◆ Task to complete ◆
Show each line of the data below that has the string "text" in it.

◆ Dataset excerpts ◆
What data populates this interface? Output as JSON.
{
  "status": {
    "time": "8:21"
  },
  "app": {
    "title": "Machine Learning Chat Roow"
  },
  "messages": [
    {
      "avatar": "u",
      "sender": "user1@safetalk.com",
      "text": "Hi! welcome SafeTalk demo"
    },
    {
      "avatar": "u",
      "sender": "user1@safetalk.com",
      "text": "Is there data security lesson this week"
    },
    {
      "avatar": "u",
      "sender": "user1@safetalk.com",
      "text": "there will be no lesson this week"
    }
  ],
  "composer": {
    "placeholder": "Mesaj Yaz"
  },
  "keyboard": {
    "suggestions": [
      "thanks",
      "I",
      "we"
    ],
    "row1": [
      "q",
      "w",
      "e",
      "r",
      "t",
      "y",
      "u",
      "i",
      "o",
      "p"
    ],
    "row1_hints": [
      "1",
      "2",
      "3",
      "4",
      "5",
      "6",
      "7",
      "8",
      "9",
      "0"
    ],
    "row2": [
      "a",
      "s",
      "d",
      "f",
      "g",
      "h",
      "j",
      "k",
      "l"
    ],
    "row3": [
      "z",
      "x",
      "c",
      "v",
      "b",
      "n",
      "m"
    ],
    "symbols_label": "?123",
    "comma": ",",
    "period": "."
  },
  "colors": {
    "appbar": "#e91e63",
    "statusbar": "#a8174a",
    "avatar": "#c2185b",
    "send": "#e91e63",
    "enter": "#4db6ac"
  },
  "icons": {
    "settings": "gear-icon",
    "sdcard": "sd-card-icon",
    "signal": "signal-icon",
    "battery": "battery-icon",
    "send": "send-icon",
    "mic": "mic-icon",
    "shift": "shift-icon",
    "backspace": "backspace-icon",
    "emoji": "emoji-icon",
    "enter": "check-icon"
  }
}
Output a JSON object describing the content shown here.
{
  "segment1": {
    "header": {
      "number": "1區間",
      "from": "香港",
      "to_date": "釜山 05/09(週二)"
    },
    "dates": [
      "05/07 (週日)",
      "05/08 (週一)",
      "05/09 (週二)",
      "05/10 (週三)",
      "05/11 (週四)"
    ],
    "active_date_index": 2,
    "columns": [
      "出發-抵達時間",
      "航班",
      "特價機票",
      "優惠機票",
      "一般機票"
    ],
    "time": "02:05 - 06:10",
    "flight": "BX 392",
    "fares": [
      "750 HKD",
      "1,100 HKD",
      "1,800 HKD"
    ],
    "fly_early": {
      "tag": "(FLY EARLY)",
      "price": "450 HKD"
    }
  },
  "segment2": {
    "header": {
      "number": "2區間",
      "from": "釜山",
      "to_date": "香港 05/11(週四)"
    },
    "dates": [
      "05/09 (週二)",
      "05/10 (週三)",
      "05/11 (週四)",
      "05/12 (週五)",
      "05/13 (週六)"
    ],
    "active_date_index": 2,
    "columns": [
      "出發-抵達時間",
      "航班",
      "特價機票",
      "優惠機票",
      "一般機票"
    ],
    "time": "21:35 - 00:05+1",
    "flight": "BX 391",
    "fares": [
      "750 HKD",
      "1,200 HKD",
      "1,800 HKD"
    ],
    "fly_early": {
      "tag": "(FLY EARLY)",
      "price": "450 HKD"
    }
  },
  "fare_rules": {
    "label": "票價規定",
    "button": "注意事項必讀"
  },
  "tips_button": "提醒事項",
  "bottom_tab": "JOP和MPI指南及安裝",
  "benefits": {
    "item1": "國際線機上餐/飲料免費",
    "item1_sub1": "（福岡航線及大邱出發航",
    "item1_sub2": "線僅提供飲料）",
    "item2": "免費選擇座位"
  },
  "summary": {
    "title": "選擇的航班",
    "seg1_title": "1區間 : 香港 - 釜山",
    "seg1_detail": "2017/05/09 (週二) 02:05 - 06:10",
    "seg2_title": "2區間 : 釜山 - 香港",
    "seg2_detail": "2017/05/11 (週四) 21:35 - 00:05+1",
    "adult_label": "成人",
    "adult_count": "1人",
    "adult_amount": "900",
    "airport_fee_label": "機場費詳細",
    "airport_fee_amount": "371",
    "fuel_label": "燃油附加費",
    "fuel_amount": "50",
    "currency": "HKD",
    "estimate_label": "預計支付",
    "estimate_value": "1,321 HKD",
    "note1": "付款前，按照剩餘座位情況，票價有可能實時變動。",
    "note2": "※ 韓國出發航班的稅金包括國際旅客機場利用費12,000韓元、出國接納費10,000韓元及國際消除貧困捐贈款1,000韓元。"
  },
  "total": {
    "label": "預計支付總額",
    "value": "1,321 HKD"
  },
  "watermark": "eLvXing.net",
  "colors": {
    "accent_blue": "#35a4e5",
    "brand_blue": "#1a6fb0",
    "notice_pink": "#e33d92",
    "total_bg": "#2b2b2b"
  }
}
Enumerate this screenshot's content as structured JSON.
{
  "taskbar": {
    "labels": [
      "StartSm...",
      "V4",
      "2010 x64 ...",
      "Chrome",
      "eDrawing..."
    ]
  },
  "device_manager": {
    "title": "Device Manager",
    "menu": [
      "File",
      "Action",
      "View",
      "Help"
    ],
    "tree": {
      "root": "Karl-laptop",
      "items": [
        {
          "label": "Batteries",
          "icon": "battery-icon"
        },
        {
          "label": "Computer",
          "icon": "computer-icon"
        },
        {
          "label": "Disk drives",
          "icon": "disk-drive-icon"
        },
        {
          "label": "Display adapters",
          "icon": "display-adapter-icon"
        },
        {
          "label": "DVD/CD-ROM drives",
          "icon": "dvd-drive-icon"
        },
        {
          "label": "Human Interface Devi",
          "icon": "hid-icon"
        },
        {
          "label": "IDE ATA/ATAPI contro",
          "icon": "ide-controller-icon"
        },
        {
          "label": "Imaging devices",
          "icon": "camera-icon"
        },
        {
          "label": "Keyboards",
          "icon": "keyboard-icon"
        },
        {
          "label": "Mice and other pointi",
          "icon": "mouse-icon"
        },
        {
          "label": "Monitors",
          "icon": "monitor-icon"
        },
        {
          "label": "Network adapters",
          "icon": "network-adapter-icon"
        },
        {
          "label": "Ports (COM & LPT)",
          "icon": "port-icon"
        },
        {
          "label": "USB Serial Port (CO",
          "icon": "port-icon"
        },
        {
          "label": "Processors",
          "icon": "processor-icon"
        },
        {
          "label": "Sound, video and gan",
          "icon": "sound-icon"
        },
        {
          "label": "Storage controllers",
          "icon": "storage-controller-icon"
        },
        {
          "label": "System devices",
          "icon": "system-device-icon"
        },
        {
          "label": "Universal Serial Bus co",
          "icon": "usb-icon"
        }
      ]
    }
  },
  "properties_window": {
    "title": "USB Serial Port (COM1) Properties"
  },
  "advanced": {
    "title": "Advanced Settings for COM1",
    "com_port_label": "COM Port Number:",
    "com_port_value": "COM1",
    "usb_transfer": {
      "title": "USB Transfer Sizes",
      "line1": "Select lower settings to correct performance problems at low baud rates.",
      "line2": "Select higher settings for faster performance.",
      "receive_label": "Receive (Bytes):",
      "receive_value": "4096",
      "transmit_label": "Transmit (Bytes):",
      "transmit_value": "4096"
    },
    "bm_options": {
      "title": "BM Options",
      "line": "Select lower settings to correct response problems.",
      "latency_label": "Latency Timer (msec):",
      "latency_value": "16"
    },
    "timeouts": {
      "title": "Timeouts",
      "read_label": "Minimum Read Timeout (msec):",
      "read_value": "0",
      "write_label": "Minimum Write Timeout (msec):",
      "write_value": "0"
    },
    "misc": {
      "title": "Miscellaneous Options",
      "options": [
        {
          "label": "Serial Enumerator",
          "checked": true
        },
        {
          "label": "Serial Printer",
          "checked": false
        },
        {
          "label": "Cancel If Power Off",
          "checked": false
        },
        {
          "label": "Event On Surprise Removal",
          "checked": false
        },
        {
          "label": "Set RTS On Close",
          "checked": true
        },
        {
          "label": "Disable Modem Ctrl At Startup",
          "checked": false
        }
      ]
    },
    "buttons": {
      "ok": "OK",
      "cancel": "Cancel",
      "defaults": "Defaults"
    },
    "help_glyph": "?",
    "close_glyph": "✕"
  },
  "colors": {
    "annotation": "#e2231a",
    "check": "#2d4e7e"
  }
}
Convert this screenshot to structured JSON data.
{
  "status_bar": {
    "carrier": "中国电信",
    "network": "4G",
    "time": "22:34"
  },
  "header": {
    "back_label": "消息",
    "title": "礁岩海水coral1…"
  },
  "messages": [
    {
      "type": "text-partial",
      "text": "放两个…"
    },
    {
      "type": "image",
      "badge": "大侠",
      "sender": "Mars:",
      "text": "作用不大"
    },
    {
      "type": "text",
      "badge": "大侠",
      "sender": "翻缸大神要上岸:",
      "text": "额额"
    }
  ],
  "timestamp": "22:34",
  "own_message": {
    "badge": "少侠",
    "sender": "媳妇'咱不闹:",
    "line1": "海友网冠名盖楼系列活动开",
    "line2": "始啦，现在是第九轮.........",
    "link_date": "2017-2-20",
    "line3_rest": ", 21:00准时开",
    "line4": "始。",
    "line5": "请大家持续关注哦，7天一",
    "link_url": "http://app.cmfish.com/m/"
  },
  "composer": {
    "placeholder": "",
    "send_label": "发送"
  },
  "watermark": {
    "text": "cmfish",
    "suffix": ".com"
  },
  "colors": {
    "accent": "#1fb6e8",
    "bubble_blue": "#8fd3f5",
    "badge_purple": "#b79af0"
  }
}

◆ Answer to this task ◆
      "text": "Hi! welcome SafeTalk demo"
      "text": "Is there data security lesson this week"
      "text": "there will be no lesson this week"
      "type": "text-partial",
      "text": "放两个…"
      "text": "作用不大"
      "type": "text",
      "text": "额额"
    "text": "cmfish",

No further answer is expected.